***** Records supplied
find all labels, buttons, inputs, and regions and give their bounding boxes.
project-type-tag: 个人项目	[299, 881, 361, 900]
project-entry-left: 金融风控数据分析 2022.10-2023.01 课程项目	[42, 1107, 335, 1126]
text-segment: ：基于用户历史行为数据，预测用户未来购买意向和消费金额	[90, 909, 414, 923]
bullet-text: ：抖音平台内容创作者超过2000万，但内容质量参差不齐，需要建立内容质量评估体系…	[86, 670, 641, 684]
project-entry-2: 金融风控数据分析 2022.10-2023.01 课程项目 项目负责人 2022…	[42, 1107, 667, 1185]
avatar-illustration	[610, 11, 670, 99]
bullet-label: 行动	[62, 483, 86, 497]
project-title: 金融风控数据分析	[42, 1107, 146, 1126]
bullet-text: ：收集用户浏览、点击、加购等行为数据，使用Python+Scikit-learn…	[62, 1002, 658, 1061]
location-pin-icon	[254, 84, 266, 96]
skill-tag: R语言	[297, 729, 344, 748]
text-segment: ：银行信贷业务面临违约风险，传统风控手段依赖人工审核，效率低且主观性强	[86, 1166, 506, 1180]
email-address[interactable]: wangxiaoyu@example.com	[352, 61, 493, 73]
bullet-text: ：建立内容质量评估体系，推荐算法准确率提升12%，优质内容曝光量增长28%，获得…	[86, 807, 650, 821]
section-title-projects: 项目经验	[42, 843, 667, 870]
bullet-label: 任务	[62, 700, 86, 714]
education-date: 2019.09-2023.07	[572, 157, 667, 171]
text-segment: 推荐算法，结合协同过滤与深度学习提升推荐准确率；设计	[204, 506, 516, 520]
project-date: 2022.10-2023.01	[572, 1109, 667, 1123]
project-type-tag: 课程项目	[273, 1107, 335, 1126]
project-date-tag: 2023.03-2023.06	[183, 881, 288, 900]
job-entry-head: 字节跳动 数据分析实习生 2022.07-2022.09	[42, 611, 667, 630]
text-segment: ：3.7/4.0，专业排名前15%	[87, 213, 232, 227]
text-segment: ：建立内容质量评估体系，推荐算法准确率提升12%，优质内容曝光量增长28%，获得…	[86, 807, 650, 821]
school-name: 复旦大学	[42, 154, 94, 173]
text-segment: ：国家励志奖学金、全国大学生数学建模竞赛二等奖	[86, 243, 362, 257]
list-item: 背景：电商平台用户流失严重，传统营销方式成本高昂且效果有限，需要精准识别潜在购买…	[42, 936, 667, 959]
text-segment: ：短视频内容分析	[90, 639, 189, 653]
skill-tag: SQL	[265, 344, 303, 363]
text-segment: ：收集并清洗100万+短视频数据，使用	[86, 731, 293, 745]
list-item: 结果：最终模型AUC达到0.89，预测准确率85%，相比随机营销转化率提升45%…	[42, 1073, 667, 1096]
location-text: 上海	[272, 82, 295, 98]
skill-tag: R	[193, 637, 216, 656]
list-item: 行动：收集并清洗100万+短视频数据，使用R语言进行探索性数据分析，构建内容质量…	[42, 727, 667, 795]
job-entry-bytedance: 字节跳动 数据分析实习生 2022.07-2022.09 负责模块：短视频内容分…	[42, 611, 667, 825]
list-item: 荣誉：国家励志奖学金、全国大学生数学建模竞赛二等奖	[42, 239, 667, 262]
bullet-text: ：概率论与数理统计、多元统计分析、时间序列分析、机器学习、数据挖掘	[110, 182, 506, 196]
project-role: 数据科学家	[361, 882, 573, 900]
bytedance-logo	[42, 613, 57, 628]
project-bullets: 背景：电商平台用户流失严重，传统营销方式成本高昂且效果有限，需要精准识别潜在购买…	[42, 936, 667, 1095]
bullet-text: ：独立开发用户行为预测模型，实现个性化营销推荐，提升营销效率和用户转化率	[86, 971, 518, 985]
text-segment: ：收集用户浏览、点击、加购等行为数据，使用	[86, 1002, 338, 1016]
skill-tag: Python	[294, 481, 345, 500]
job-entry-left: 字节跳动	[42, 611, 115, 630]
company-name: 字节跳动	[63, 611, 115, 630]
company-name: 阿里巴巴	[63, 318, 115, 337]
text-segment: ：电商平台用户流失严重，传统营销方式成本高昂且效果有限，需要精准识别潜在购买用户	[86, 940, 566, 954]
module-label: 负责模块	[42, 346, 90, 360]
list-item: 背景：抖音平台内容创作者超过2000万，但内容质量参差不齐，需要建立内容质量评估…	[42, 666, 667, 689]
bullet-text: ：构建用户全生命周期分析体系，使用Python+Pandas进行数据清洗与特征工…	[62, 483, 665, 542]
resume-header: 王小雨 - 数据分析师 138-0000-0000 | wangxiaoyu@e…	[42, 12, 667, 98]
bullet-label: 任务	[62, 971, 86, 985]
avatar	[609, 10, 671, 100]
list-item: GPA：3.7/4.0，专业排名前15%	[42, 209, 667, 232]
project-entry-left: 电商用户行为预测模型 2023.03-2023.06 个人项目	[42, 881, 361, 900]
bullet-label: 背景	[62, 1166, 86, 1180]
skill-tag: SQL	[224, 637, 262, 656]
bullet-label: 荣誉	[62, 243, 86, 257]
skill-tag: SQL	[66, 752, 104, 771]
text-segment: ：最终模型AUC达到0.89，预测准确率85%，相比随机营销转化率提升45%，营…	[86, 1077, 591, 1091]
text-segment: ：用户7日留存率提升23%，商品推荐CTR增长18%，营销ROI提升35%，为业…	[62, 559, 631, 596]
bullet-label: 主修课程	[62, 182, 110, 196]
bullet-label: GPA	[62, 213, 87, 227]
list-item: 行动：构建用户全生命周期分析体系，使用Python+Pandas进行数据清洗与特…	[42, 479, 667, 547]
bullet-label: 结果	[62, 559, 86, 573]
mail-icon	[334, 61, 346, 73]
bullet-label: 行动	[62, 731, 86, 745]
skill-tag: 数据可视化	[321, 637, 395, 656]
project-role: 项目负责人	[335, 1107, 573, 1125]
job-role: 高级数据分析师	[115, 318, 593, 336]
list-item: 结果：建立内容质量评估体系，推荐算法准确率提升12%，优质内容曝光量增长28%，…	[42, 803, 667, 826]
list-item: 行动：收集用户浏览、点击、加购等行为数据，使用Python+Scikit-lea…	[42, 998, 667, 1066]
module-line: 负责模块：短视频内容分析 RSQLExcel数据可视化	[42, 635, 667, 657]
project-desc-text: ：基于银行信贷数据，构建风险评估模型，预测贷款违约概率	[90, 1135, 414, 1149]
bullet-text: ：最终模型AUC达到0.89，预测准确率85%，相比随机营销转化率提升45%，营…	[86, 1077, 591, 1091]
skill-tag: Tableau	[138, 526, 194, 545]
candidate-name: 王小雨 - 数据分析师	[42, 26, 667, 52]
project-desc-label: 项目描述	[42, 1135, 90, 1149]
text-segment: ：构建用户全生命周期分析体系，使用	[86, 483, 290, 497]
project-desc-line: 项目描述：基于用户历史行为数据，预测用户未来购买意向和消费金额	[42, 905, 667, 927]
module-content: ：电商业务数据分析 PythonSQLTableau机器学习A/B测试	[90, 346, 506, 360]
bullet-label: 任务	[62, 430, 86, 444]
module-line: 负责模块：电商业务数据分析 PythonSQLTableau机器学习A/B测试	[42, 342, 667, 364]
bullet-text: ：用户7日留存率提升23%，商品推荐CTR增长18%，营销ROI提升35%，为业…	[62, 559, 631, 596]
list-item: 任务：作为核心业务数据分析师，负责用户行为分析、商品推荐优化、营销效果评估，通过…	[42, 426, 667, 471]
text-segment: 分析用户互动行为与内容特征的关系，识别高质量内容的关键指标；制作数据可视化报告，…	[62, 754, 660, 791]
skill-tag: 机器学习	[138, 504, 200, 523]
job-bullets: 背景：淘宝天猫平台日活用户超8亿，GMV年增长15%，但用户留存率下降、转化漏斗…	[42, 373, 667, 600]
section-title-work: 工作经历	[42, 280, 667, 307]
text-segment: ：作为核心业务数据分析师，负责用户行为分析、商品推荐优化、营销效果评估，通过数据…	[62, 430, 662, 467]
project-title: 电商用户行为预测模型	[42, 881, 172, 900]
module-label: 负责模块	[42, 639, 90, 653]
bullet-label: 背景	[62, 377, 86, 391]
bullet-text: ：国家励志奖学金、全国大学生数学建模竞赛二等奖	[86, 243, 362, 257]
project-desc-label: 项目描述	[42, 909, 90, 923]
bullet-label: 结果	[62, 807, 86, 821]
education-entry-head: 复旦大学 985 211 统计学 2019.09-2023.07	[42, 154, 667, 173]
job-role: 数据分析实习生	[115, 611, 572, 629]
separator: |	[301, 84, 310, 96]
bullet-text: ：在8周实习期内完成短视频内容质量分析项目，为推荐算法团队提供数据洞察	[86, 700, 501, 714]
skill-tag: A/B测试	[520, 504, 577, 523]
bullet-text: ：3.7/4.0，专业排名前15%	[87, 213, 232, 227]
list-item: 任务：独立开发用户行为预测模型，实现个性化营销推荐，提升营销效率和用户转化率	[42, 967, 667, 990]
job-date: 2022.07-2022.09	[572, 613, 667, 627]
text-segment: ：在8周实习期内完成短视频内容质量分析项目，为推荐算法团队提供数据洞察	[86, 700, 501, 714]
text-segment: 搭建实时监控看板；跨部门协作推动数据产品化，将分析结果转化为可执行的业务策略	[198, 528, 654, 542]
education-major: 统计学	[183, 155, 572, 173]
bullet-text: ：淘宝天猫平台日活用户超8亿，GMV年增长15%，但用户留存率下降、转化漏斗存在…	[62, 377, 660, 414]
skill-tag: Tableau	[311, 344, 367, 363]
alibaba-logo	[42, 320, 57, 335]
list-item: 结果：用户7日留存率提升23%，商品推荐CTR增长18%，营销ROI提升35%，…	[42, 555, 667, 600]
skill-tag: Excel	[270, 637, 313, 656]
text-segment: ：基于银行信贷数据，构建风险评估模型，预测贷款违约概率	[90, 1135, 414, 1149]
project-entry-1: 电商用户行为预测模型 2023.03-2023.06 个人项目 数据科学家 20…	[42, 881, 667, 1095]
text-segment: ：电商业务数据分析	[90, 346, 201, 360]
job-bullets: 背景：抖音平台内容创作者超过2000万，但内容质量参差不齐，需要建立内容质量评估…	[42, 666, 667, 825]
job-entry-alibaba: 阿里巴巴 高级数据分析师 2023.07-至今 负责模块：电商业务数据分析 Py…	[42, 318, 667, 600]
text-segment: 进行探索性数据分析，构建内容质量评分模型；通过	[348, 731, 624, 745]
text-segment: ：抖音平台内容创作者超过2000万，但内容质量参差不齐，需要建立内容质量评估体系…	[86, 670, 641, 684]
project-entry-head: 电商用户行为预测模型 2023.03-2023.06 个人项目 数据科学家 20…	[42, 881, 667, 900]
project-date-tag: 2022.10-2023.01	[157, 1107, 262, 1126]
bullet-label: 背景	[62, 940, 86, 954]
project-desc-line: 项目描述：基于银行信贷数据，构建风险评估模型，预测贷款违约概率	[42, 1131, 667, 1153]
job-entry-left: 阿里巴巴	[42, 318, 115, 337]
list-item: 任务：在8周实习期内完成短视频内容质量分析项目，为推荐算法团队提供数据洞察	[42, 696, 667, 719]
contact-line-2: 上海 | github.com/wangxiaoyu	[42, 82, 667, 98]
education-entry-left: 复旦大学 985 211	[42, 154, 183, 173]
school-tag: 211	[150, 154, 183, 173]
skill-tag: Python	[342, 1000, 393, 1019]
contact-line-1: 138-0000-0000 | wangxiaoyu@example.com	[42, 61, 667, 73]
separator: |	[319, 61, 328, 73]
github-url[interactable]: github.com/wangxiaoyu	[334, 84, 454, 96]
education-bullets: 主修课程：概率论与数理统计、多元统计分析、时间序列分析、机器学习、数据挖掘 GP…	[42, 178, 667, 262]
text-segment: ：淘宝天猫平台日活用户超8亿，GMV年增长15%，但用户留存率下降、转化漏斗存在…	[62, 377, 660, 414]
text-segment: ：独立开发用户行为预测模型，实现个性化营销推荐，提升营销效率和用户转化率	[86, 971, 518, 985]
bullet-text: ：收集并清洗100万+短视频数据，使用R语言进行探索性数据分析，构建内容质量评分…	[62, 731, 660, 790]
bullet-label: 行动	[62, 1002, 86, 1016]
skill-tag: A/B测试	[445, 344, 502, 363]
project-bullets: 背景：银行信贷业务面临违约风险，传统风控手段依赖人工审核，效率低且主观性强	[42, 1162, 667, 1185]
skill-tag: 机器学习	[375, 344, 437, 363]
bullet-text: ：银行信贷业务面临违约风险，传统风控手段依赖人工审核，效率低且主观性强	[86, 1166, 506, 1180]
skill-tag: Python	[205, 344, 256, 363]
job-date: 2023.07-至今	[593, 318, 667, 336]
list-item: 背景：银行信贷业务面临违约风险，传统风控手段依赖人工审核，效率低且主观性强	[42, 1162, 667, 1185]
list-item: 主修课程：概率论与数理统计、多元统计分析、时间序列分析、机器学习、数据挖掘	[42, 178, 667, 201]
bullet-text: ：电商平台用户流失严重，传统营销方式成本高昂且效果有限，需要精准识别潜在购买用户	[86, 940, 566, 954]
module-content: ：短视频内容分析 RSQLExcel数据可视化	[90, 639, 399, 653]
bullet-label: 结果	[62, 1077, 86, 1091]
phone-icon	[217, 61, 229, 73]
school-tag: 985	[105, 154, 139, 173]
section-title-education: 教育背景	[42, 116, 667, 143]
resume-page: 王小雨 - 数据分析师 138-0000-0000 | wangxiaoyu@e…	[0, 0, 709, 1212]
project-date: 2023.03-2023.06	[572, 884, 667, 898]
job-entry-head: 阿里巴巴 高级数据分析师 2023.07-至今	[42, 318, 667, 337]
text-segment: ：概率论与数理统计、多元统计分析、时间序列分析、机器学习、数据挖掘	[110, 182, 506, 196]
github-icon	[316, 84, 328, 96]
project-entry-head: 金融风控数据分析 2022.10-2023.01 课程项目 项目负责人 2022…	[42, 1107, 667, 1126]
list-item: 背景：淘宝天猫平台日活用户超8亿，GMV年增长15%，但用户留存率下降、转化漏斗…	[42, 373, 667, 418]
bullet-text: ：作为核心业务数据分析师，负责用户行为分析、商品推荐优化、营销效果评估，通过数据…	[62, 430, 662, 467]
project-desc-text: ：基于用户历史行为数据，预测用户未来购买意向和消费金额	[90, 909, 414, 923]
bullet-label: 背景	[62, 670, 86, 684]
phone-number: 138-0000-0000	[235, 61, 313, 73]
**********
Rewrite the entries from the start through the line with "1002, 658, 1061]", changing "project-type-tag" to "project-category-tag" and keeping everything else the same.

__Complete answer__:
find all labels, buttons, inputs, and regions and give their bounding boxes.
project-category-tag: 个人项目	[299, 881, 361, 900]
project-entry-left: 金融风控数据分析 2022.10-2023.01 课程项目	[42, 1107, 335, 1126]
text-segment: ：基于用户历史行为数据，预测用户未来购买意向和消费金额	[90, 909, 414, 923]
bullet-text: ：抖音平台内容创作者超过2000万，但内容质量参差不齐，需要建立内容质量评估体系…	[86, 670, 641, 684]
project-entry-2: 金融风控数据分析 2022.10-2023.01 课程项目 项目负责人 2022…	[42, 1107, 667, 1185]
avatar-illustration	[610, 11, 670, 99]
bullet-label: 行动	[62, 483, 86, 497]
project-title: 金融风控数据分析	[42, 1107, 146, 1126]
bullet-text: ：收集用户浏览、点击、加购等行为数据，使用Python+Scikit-learn…	[62, 1002, 658, 1061]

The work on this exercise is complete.